DATA TO USE:

[Start]

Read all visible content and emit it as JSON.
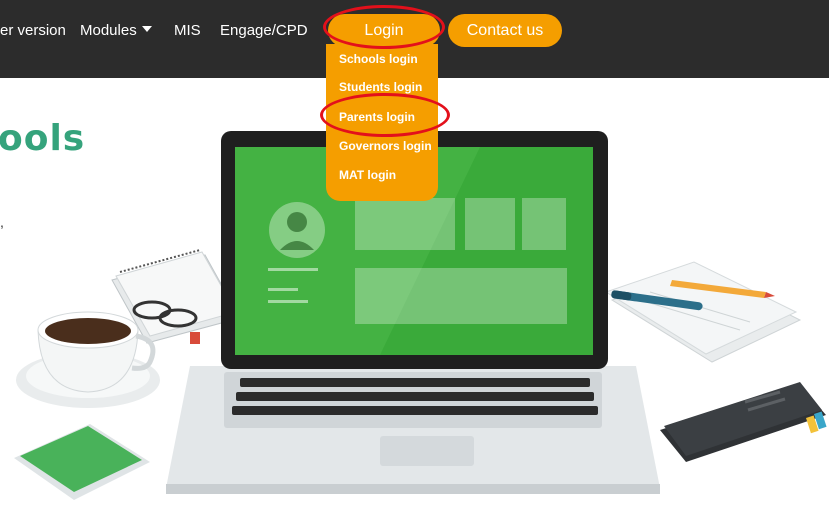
{
  "nav": {
    "items": [
      {
        "label": "er version"
      },
      {
        "label": "Modules"
      },
      {
        "label": "MIS"
      },
      {
        "label": "Engage/CPD"
      }
    ],
    "login_label": "Login",
    "contact_label": "Contact us"
  },
  "login_menu": {
    "items": [
      {
        "label": "Schools login"
      },
      {
        "label": "Students login"
      },
      {
        "label": "Parents login"
      },
      {
        "label": "Governors login"
      },
      {
        "label": "MAT login"
      }
    ]
  },
  "hero": {
    "title": "ools",
    "comma": ","
  },
  "colors": {
    "navbar": "#2c2c2c",
    "accent": "#f59e00",
    "highlight": "#e3101b",
    "title": "#35a37c",
    "screen": "#3aaa3a"
  }
}
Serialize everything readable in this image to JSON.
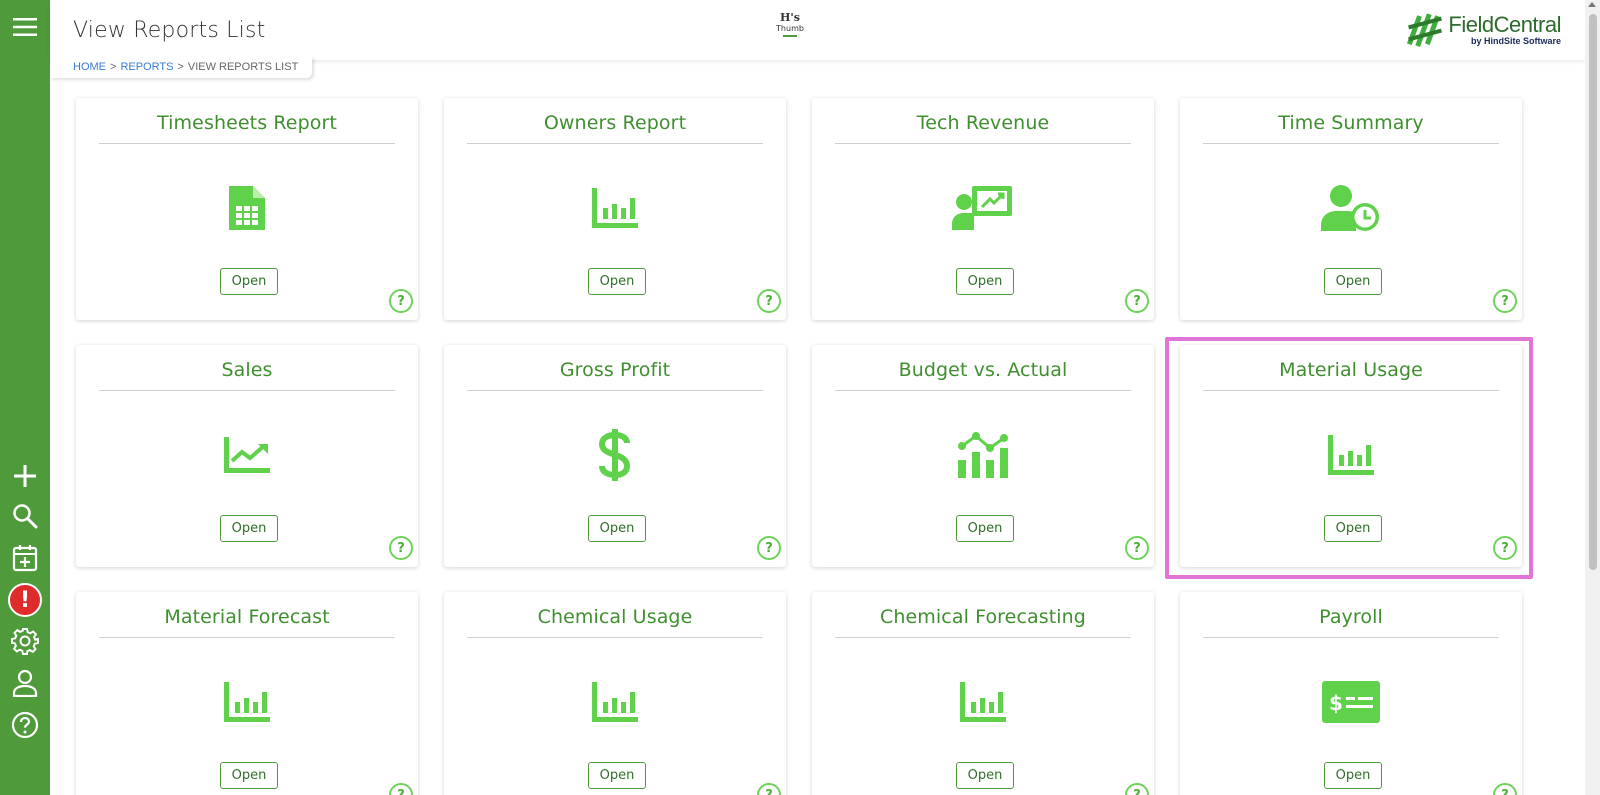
{
  "header": {
    "title": "View Reports List",
    "center_logo_line1": "H's",
    "center_logo_line2": "Thumb",
    "brand_name": "FieldCentral",
    "brand_sub": "by HindSite Software"
  },
  "breadcrumb": {
    "home": "HOME",
    "reports": "REPORTS",
    "current": "VIEW REPORTS LIST",
    "separator": ">"
  },
  "sidebar": {
    "top_icon": "menu-icon",
    "items": [
      "add-icon",
      "search-icon",
      "calendar-add-icon",
      "alert-icon",
      "gear-icon",
      "user-icon",
      "help-icon"
    ],
    "alert_symbol": "!"
  },
  "colors": {
    "sidebar": "#4f9a3b",
    "accent": "#3f8f2f",
    "icon": "#5fd14a",
    "highlight": "#e075d8",
    "alert": "#e02b2b"
  },
  "cards": [
    {
      "title": "Timesheets Report",
      "icon": "spreadsheet-icon",
      "button": "Open",
      "help": "?"
    },
    {
      "title": "Owners Report",
      "icon": "bar-chart-icon",
      "button": "Open",
      "help": "?"
    },
    {
      "title": "Tech Revenue",
      "icon": "presentation-icon",
      "button": "Open",
      "help": "?"
    },
    {
      "title": "Time Summary",
      "icon": "user-clock-icon",
      "button": "Open",
      "help": "?"
    },
    {
      "title": "Sales",
      "icon": "trend-chart-icon",
      "button": "Open",
      "help": "?"
    },
    {
      "title": "Gross Profit",
      "icon": "dollar-icon",
      "button": "Open",
      "help": "?"
    },
    {
      "title": "Budget vs. Actual",
      "icon": "bar-line-chart-icon",
      "button": "Open",
      "help": "?"
    },
    {
      "title": "Material Usage",
      "icon": "bar-chart-icon",
      "button": "Open",
      "help": "?"
    },
    {
      "title": "Material Forecast",
      "icon": "bar-chart-icon",
      "button": "Open",
      "help": "?"
    },
    {
      "title": "Chemical Usage",
      "icon": "bar-chart-icon",
      "button": "Open",
      "help": "?"
    },
    {
      "title": "Chemical Forecasting",
      "icon": "bar-chart-icon",
      "button": "Open",
      "help": "?"
    },
    {
      "title": "Payroll",
      "icon": "money-check-icon",
      "button": "Open",
      "help": "?"
    }
  ]
}
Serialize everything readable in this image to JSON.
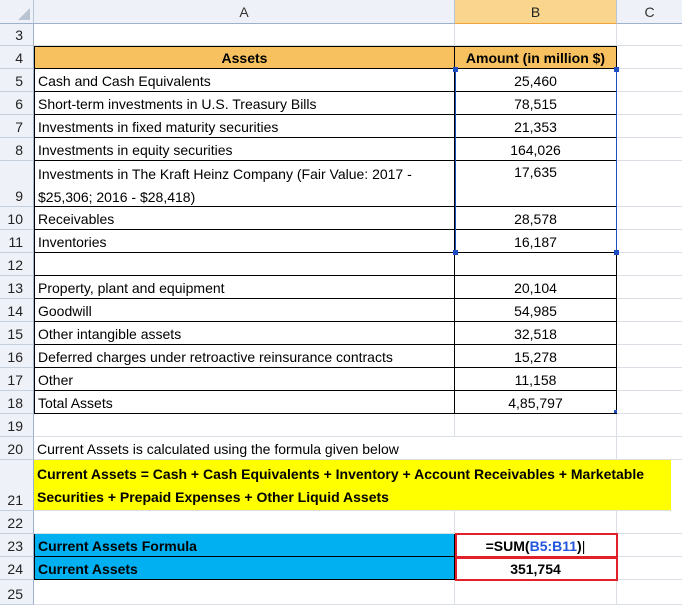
{
  "columns": [
    "A",
    "B",
    "C"
  ],
  "rows": [
    {
      "n": "3",
      "a": "",
      "b": ""
    },
    {
      "n": "4",
      "a": "Assets",
      "b": "Amount (in million $)"
    },
    {
      "n": "5",
      "a": "Cash and Cash Equivalents",
      "b": "25,460"
    },
    {
      "n": "6",
      "a": "Short-term investments in U.S. Treasury Bills",
      "b": "78,515"
    },
    {
      "n": "7",
      "a": "Investments in fixed maturity securities",
      "b": "21,353"
    },
    {
      "n": "8",
      "a": "Investments in equity securities",
      "b": "164,026"
    },
    {
      "n": "9",
      "a": "Investments in The Kraft Heinz Company (Fair Value: 2017 - $25,306; 2016 - $28,418)",
      "b": "17,635"
    },
    {
      "n": "10",
      "a": "Receivables",
      "b": "28,578"
    },
    {
      "n": "11",
      "a": "Inventories",
      "b": "16,187"
    },
    {
      "n": "12",
      "a": "",
      "b": ""
    },
    {
      "n": "13",
      "a": "Property, plant and equipment",
      "b": "20,104"
    },
    {
      "n": "14",
      "a": "Goodwill",
      "b": "54,985"
    },
    {
      "n": "15",
      "a": "Other intangible assets",
      "b": "32,518"
    },
    {
      "n": "16",
      "a": "Deferred charges under retroactive reinsurance contracts",
      "b": "15,278"
    },
    {
      "n": "17",
      "a": "Other",
      "b": "11,158"
    },
    {
      "n": "18",
      "a": "Total Assets",
      "b": "4,85,797"
    },
    {
      "n": "19",
      "a": "",
      "b": ""
    },
    {
      "n": "20",
      "a": "Current Assets is calculated using the formula given below",
      "b": ""
    },
    {
      "n": "21",
      "a": "Current Assets = Cash + Cash Equivalents + Inventory + Account Receivables + Marketable Securities + Prepaid Expenses + Other Liquid Assets",
      "b": ""
    },
    {
      "n": "22",
      "a": "",
      "b": ""
    },
    {
      "n": "23",
      "a": "Current Assets Formula",
      "b": ""
    },
    {
      "n": "24",
      "a": "Current Assets",
      "b": "351,754"
    },
    {
      "n": "25",
      "a": "",
      "b": ""
    }
  ],
  "formula": {
    "prefix": "=SUM(",
    "range": "B5:B11",
    "suffix": ")"
  },
  "colors": {
    "header_fill": "#f7c15f",
    "yellow": "#ffff00",
    "blue": "#00b0f0",
    "red_border": "#e0202a"
  }
}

[End]

GIVEN TASK: Images in the data above are to be skipped. Retype all other material exactly.

PROBLEM SOLUTION:
Read all visible content and emit it as JSON.
{
  "nav": {
    "items": [
      {
        "label": "er version"
      },
      {
        "label": "Modules"
      },
      {
        "label": "MIS"
      },
      {
        "label": "Engage/CPD"
      }
    ],
    "login_label": "Login",
    "contact_label": "Contact us"
  },
  "login_menu": {
    "items": [
      {
        "label": "Schools login"
      },
      {
        "label": "Students login"
      },
      {
        "label": "Parents login"
      },
      {
        "label": "Governors login"
      },
      {
        "label": "MAT login"
      }
    ]
  },
  "hero": {
    "title": "ools",
    "comma": ","
  },
  "colors": {
    "navbar": "#2c2c2c",
    "accent": "#f59e00",
    "highlight": "#e3101b",
    "title": "#35a37c",
    "screen": "#3aaa3a"
  }
}
Serialize everything readable in this image to JSON.
{
  "header": {
    "title": "View Reports List",
    "center_logo_line1": "H's",
    "center_logo_line2": "Thumb",
    "brand_name": "FieldCentral",
    "brand_sub": "by HindSite Software"
  },
  "breadcrumb": {
    "home": "HOME",
    "reports": "REPORTS",
    "current": "VIEW REPORTS LIST",
    "separator": ">"
  },
  "sidebar": {
    "top_icon": "menu-icon",
    "items": [
      "add-icon",
      "search-icon",
      "calendar-add-icon",
      "alert-icon",
      "gear-icon",
      "user-icon",
      "help-icon"
    ],
    "alert_symbol": "!"
  },
  "colors": {
    "sidebar": "#4f9a3b",
    "accent": "#3f8f2f",
    "icon": "#5fd14a",
    "highlight": "#e075d8",
    "alert": "#e02b2b"
  },
  "cards": [
    {
      "title": "Timesheets Report",
      "icon": "spreadsheet-icon",
      "button": "Open",
      "help": "?"
    },
    {
      "title": "Owners Report",
      "icon": "bar-chart-icon",
      "button": "Open",
      "help": "?"
    },
    {
      "title": "Tech Revenue",
      "icon": "presentation-icon",
      "button": "Open",
      "help": "?"
    },
    {
      "title": "Time Summary",
      "icon": "user-clock-icon",
      "button": "Open",
      "help": "?"
    },
    {
      "title": "Sales",
      "icon": "trend-chart-icon",
      "button": "Open",
      "help": "?"
    },
    {
      "title": "Gross Profit",
      "icon": "dollar-icon",
      "button": "Open",
      "help": "?"
    },
    {
      "title": "Budget vs. Actual",
      "icon": "bar-line-chart-icon",
      "button": "Open",
      "help": "?"
    },
    {
      "title": "Material Usage",
      "icon": "bar-chart-icon",
      "button": "Open",
      "help": "?"
    },
    {
      "title": "Material Forecast",
      "icon": "bar-chart-icon",
      "button": "Open",
      "help": "?"
    },
    {
      "title": "Chemical Usage",
      "icon": "bar-chart-icon",
      "button": "Open",
      "help": "?"
    },
    {
      "title": "Chemical Forecasting",
      "icon": "bar-chart-icon",
      "button": "Open",
      "help": "?"
    },
    {
      "title": "Payroll",
      "icon": "money-check-icon",
      "button": "Open",
      "help": "?"
    }
  ]
}
Serialize everything readable in this image to JSON.
{
  "columns": [
    "A",
    "B",
    "C"
  ],
  "rows": [
    {
      "n": "3",
      "a": "",
      "b": ""
    },
    {
      "n": "4",
      "a": "Assets",
      "b": "Amount (in million $)"
    },
    {
      "n": "5",
      "a": "Cash and Cash Equivalents",
      "b": "25,460"
    },
    {
      "n": "6",
      "a": "Short-term investments in U.S. Treasury Bills",
      "b": "78,515"
    },
    {
      "n": "7",
      "a": "Investments in fixed maturity securities",
      "b": "21,353"
    },
    {
      "n": "8",
      "a": "Investments in equity securities",
      "b": "164,026"
    },
    {
      "n": "9",
      "a": "Investments in The Kraft Heinz Company (Fair Value: 2017 - $25,306; 2016 - $28,418)",
      "b": "17,635"
    },
    {
      "n": "10",
      "a": "Receivables",
      "b": "28,578"
    },
    {
      "n": "11",
      "a": "Inventories",
      "b": "16,187"
    },
    {
      "n": "12",
      "a": "",
      "b": ""
    },
    {
      "n": "13",
      "a": "Property, plant and equipment",
      "b": "20,104"
    },
    {
      "n": "14",
      "a": "Goodwill",
      "b": "54,985"
    },
    {
      "n": "15",
      "a": "Other intangible assets",
      "b": "32,518"
    },
    {
      "n": "16",
      "a": "Deferred charges under retroactive reinsurance contracts",
      "b": "15,278"
    },
    {
      "n": "17",
      "a": "Other",
      "b": "11,158"
    },
    {
      "n": "18",
      "a": "Total Assets",
      "b": "4,85,797"
    },
    {
      "n": "19",
      "a": "",
      "b": ""
    },
    {
      "n": "20",
      "a": "Current Assets is calculated using the formula given below",
      "b": ""
    },
    {
      "n": "21",
      "a": "Current Assets = Cash + Cash Equivalents + Inventory + Account Receivables + Marketable Securities + Prepaid Expenses + Other Liquid Assets",
      "b": ""
    },
    {
      "n": "22",
      "a": "",
      "b": ""
    },
    {
      "n": "23",
      "a": "Current Assets Formula",
      "b": ""
    },
    {
      "n": "24",
      "a": "Current Assets",
      "b": "351,754"
    },
    {
      "n": "25",
      "a": "",
      "b": ""
    }
  ],
  "formula": {
    "prefix": "=SUM(",
    "range": "B5:B11",
    "suffix": ")"
  },
  "colors": {
    "header_fill": "#f7c15f",
    "yellow": "#ffff00",
    "blue": "#00b0f0",
    "red_border": "#e0202a"
  }
}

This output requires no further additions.